## start Text segment

Not-So-Secret Wars
Spider-Man is transported to a planet on the other side of
the galaxy, where The Beyonder and Madam Webb, powerful being from another
dimension, have transported 4 evil villains to essentially ruin the peace of
this world. Spider-Man, as their
champion for Good, must assemble a team to oppose the villains and prove that
justice will win out.
It’s a good old-fashioned Super-Man team-up, something the
90s Spiderman cartoon did very well, with Iron Man, Dr Strange, Captain America,
the X-Men & Daredevil popping up from time-to-time. This storyline was inspired by the Secret War
comic from the 1980s, which tested the water for a grand heroic crossover event
which Marvel as since rolled out so much it’s crushed the grass.
The first 5-6ish issues of Secret Wars are pretty exciting, heroes
fight, lose, regroup, battle, have infighting and fall in love like a soap
opera. It sets up some interesting
subplots, such as the Wasp being kidnapped by Magneto, the X-Men acting as a
neutral force and the Hulk losing his savagery and intelligence making him
kinda limbo-ishly useless. Alas, the
last few issues just involve the heroes stranding around watching Galactus, and
the Wasp essentially gets rescued, Hulk still does his job and the X-Men help
out and it’s all fine.

## end Text segment
## start Rows

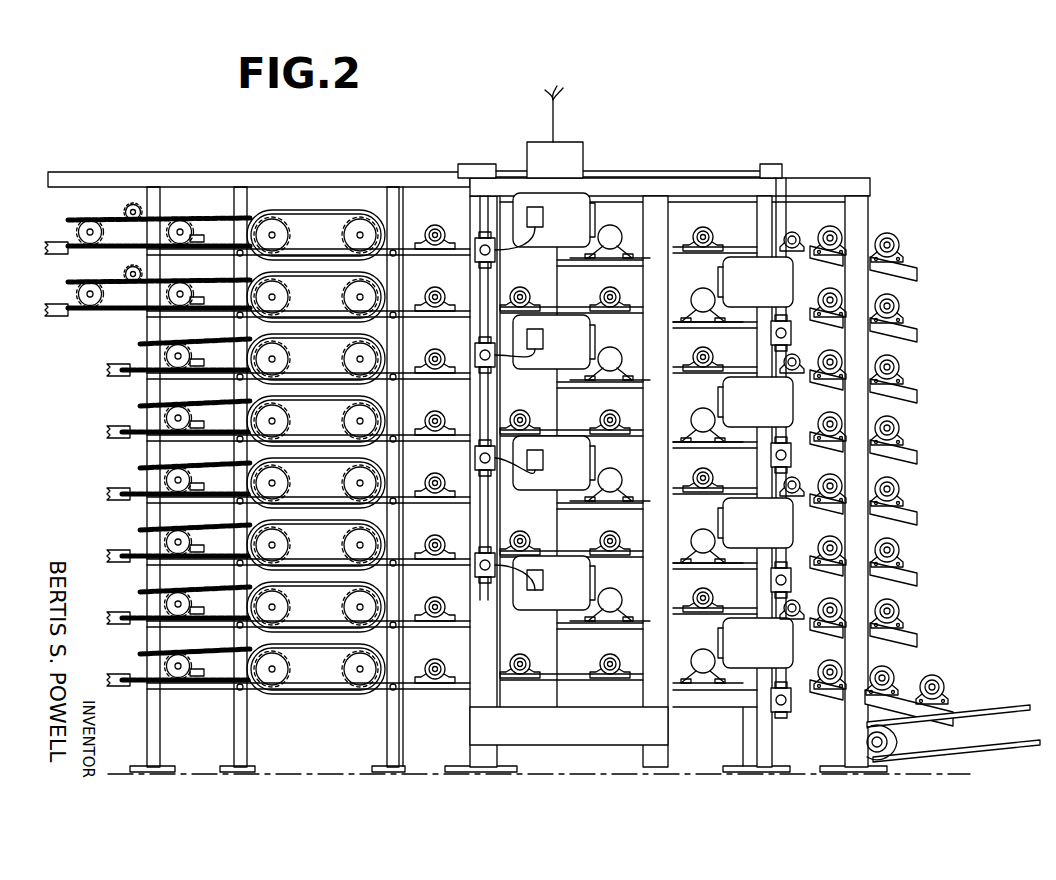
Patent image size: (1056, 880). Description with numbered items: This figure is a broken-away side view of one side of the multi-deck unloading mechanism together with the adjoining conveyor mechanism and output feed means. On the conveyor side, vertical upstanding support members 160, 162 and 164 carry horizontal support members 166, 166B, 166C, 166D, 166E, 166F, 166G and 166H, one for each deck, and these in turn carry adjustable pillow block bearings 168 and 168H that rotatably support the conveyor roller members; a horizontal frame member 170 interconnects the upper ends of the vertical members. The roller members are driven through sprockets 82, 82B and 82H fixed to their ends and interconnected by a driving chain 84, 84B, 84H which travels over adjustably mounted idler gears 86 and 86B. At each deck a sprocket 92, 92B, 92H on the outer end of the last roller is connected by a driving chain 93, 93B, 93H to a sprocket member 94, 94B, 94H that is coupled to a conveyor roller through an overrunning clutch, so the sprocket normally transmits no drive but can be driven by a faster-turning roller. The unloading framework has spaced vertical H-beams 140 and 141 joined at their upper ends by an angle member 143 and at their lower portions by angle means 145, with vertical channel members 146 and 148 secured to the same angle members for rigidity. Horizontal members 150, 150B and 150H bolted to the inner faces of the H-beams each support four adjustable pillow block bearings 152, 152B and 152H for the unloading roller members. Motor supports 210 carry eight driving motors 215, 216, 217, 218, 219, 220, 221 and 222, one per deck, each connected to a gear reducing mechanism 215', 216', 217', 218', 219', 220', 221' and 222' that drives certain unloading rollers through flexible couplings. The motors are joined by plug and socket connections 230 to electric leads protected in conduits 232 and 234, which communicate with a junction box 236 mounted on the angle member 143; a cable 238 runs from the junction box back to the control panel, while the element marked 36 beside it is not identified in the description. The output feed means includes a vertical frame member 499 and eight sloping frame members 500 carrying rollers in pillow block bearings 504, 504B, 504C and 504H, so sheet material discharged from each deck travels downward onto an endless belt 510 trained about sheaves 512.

The electrical lead splice 36 is at (550, 84).
The sprocket 82 is at (185, 219).
The sprocket 82B is at (168, 306).
The sprocket 82H is at (172, 680).
The driving chain 84 is at (215, 216).
The driving chain 84B is at (120, 316).
The driving chain 84H is at (217, 690).
The idler gear 86 is at (135, 203).
The idler gear 86B is at (124, 274).
The sprocket 92 is at (272, 220).
The sprocket 92B is at (288, 290).
The sprocket 92H is at (268, 688).
The driving chain 93 is at (311, 212).
The driving chain 93B is at (330, 281).
The driving chain 93H is at (315, 695).
The sprocket member 94 is at (360, 220).
The sprocket member 94B is at (382, 285).
The sprocket member 94H is at (358, 688).
The H-beam 140 is at (468, 214).
The H-beam 141 is at (775, 212).
The angle member 143 is at (695, 200).
The angle means 145 is at (543, 735).
The channel member 146 is at (548, 278).
The channel member 148 is at (679, 202).
The horizontal angle member 150 is at (663, 481).
The horizontal angle member 150B is at (618, 291).
The horizontal angle member 150H is at (425, 692).
The pillow block bearing 152 is at (705, 228).
The pillow block bearing 152B is at (436, 293).
The pillow block bearing 152H is at (432, 660).
The vertical support member 160 is at (403, 205).
The vertical support member 162 is at (250, 188).
The vertical support member 164 is at (162, 192).
The horizontal support member 166 is at (50, 244).
The horizontal support member 166B is at (50, 306).
The horizontal support member 166C is at (112, 371).
The horizontal support member 166D is at (108, 431).
The horizontal support member 166E is at (108, 493).
The horizontal support member 166F is at (108, 555).
The horizontal support member 166G is at (109, 617).
The horizontal support member 166H is at (110, 677).
The pillow block bearing 168 is at (202, 298).
The pillow block bearing 168H is at (195, 678).
The horizontal frame member 170 is at (386, 186).
The motor support 210 is at (695, 708).
The driving motor 215 is at (573, 183).
The gear reducing mechanism 215' is at (615, 205).
The driving motor 216 is at (715, 264).
The gear reducing mechanism 216' is at (755, 282).
The driving motor 217 is at (549, 361).
The gear reducing mechanism 217' is at (599, 354).
The driving motor 218 is at (718, 391).
The gear reducing mechanism 218' is at (755, 402).
The driving motor 219 is at (560, 439).
The gear reducing mechanism 219' is at (596, 485).
The driving motor 220 is at (712, 507).
The gear reducing mechanism 220' is at (755, 523).
The driving motor 221 is at (559, 564).
The gear reducing mechanism 221' is at (595, 608).
The driving motor 222 is at (711, 630).
The gear reducing mechanism 222' is at (755, 645).
The plug and socket connection 230 is at (786, 704).
The conduit 232 is at (475, 166).
The conduit 234 is at (787, 186).
The junction box 236 is at (565, 142).
The cable 238 is at (550, 102).
The vertical frame member 499 is at (862, 594).
The sloping frame member 500 is at (930, 655).
The pillow block bearing 504 is at (832, 252).
The pillow block bearing 504B is at (898, 310).
The pillow block bearing 504C is at (900, 370).
The pillow block bearing 504H is at (875, 692).
The endless belt 510 is at (993, 708).
The sheave 512 is at (887, 757).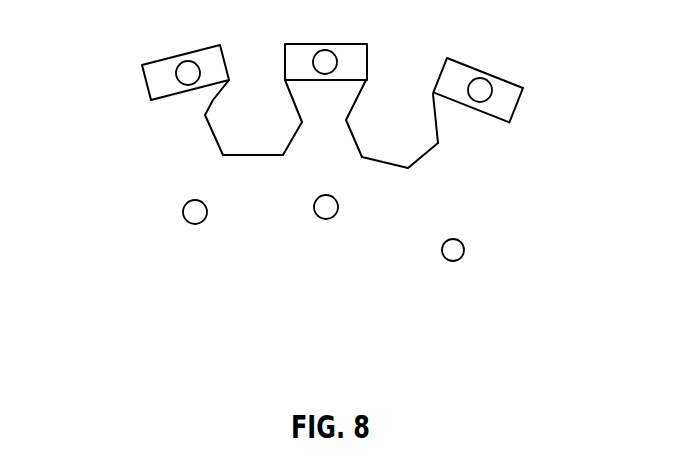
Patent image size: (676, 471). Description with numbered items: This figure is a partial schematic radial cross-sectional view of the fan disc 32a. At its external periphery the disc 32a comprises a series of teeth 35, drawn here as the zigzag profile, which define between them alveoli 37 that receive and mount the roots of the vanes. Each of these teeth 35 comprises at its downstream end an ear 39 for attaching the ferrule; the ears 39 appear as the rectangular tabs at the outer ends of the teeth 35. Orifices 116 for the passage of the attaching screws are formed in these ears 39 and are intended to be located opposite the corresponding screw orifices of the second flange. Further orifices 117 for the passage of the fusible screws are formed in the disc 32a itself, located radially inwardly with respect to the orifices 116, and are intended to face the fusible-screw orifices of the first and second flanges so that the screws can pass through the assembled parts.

## end Rows

**What you should do:**
Reproduce the passage of the Secret Wars review that begins with the words "It’s a good" and stops after "crushed the grass.".

**Output of the task:**
It’s a good old-fashioned Super-Man team-up, something the
90s Spiderman cartoon did very well, with Iron Man, Dr Strange, Captain America,
the X-Men & Daredevil popping up from time-to-time. This storyline was inspired by the Secret War
comic from the 1980s, which tested the water for a grand heroic crossover event
which Marvel as since rolled out so much it’s crushed the grass.